§ PROBLEM DETAILS:
With the images removed, repeat the data below exactly.

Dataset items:

________________________________________

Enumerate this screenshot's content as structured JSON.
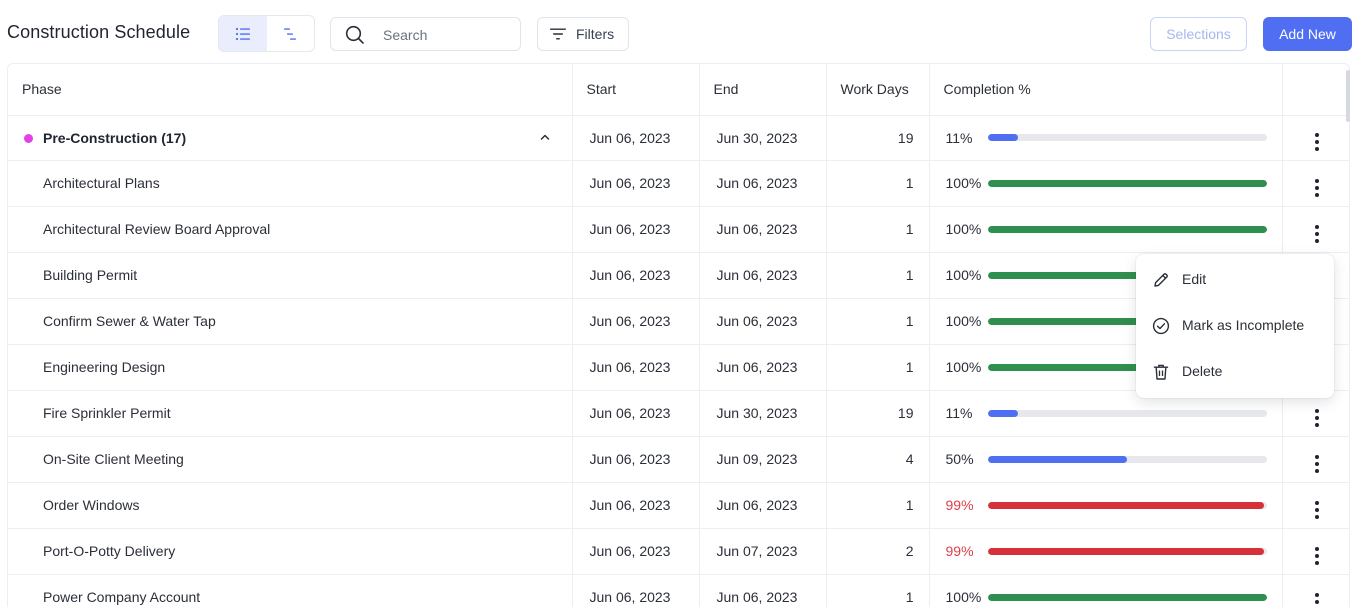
{
  "header": {
    "title": "Construction Schedule",
    "search_placeholder": "Search",
    "filters_label": "Filters",
    "selections_label": "Selections",
    "add_new_label": "Add New"
  },
  "table": {
    "columns": [
      "Phase",
      "Start",
      "End",
      "Work Days",
      "Completion %"
    ],
    "group": {
      "name": "Pre-Construction (17)",
      "start": "Jun 06, 2023",
      "end": "Jun 30, 2023",
      "work_days": "19",
      "completion_label": "11%",
      "completion": 11,
      "color": "#e341e6"
    },
    "rows": [
      {
        "phase": "Architectural Plans",
        "start": "Jun 06, 2023",
        "end": "Jun 06, 2023",
        "work_days": "1",
        "completion_label": "100%",
        "completion": 100,
        "status": "complete"
      },
      {
        "phase": "Architectural Review Board Approval",
        "start": "Jun 06, 2023",
        "end": "Jun 06, 2023",
        "work_days": "1",
        "completion_label": "100%",
        "completion": 100,
        "status": "complete"
      },
      {
        "phase": "Building Permit",
        "start": "Jun 06, 2023",
        "end": "Jun 06, 2023",
        "work_days": "1",
        "completion_label": "100%",
        "completion": 100,
        "status": "complete"
      },
      {
        "phase": "Confirm Sewer & Water Tap",
        "start": "Jun 06, 2023",
        "end": "Jun 06, 2023",
        "work_days": "1",
        "completion_label": "100%",
        "completion": 100,
        "status": "complete"
      },
      {
        "phase": "Engineering Design",
        "start": "Jun 06, 2023",
        "end": "Jun 06, 2023",
        "work_days": "1",
        "completion_label": "100%",
        "completion": 100,
        "status": "complete"
      },
      {
        "phase": "Fire Sprinkler Permit",
        "start": "Jun 06, 2023",
        "end": "Jun 30, 2023",
        "work_days": "19",
        "completion_label": "11%",
        "completion": 11,
        "status": "in-progress"
      },
      {
        "phase": "On-Site Client Meeting",
        "start": "Jun 06, 2023",
        "end": "Jun 09, 2023",
        "work_days": "4",
        "completion_label": "50%",
        "completion": 50,
        "status": "in-progress"
      },
      {
        "phase": "Order Windows",
        "start": "Jun 06, 2023",
        "end": "Jun 06, 2023",
        "work_days": "1",
        "completion_label": "99%",
        "completion": 99,
        "status": "overdue"
      },
      {
        "phase": "Port-O-Potty Delivery",
        "start": "Jun 06, 2023",
        "end": "Jun 07, 2023",
        "work_days": "2",
        "completion_label": "99%",
        "completion": 99,
        "status": "overdue"
      },
      {
        "phase": "Power Company Account",
        "start": "Jun 06, 2023",
        "end": "Jun 06, 2023",
        "work_days": "1",
        "completion_label": "100%",
        "completion": 100,
        "status": "complete"
      }
    ]
  },
  "status_colors": {
    "complete": "#2f8f4e",
    "in-progress": "#4f6ef2",
    "overdue": "#d6303a"
  },
  "context_menu": {
    "items": [
      {
        "label": "Edit",
        "icon": "pencil-icon"
      },
      {
        "label": "Mark as Incomplete",
        "icon": "check-circle-icon"
      },
      {
        "label": "Delete",
        "icon": "trash-icon"
      }
    ]
  }
}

________________________________________

§ RESPONSE:
Enumerate this screenshot's content as structured JSON.
{
  "header": {
    "title": "Construction Schedule",
    "search_placeholder": "Search",
    "filters_label": "Filters",
    "selections_label": "Selections",
    "add_new_label": "Add New"
  },
  "table": {
    "columns": [
      "Phase",
      "Start",
      "End",
      "Work Days",
      "Completion %"
    ],
    "group": {
      "name": "Pre-Construction (17)",
      "start": "Jun 06, 2023",
      "end": "Jun 30, 2023",
      "work_days": "19",
      "completion_label": "11%",
      "completion": 11,
      "color": "#e341e6"
    },
    "rows": [
      {
        "phase": "Architectural Plans",
        "start": "Jun 06, 2023",
        "end": "Jun 06, 2023",
        "work_days": "1",
        "completion_label": "100%",
        "completion": 100,
        "status": "complete"
      },
      {
        "phase": "Architectural Review Board Approval",
        "start": "Jun 06, 2023",
        "end": "Jun 06, 2023",
        "work_days": "1",
        "completion_label": "100%",
        "completion": 100,
        "status": "complete"
      },
      {
        "phase": "Building Permit",
        "start": "Jun 06, 2023",
        "end": "Jun 06, 2023",
        "work_days": "1",
        "completion_label": "100%",
        "completion": 100,
        "status": "complete"
      },
      {
        "phase": "Confirm Sewer & Water Tap",
        "start": "Jun 06, 2023",
        "end": "Jun 06, 2023",
        "work_days": "1",
        "completion_label": "100%",
        "completion": 100,
        "status": "complete"
      },
      {
        "phase": "Engineering Design",
        "start": "Jun 06, 2023",
        "end": "Jun 06, 2023",
        "work_days": "1",
        "completion_label": "100%",
        "completion": 100,
        "status": "complete"
      },
      {
        "phase": "Fire Sprinkler Permit",
        "start": "Jun 06, 2023",
        "end": "Jun 30, 2023",
        "work_days": "19",
        "completion_label": "11%",
        "completion": 11,
        "status": "in-progress"
      },
      {
        "phase": "On-Site Client Meeting",
        "start": "Jun 06, 2023",
        "end": "Jun 09, 2023",
        "work_days": "4",
        "completion_label": "50%",
        "completion": 50,
        "status": "in-progress"
      },
      {
        "phase": "Order Windows",
        "start": "Jun 06, 2023",
        "end": "Jun 06, 2023",
        "work_days": "1",
        "completion_label": "99%",
        "completion": 99,
        "status": "overdue"
      },
      {
        "phase": "Port-O-Potty Delivery",
        "start": "Jun 06, 2023",
        "end": "Jun 07, 2023",
        "work_days": "2",
        "completion_label": "99%",
        "completion": 99,
        "status": "overdue"
      },
      {
        "phase": "Power Company Account",
        "start": "Jun 06, 2023",
        "end": "Jun 06, 2023",
        "work_days": "1",
        "completion_label": "100%",
        "completion": 100,
        "status": "complete"
      }
    ]
  },
  "status_colors": {
    "complete": "#2f8f4e",
    "in-progress": "#4f6ef2",
    "overdue": "#d6303a"
  },
  "context_menu": {
    "items": [
      {
        "label": "Edit",
        "icon": "pencil-icon"
      },
      {
        "label": "Mark as Incomplete",
        "icon": "check-circle-icon"
      },
      {
        "label": "Delete",
        "icon": "trash-icon"
      }
    ]
  }
}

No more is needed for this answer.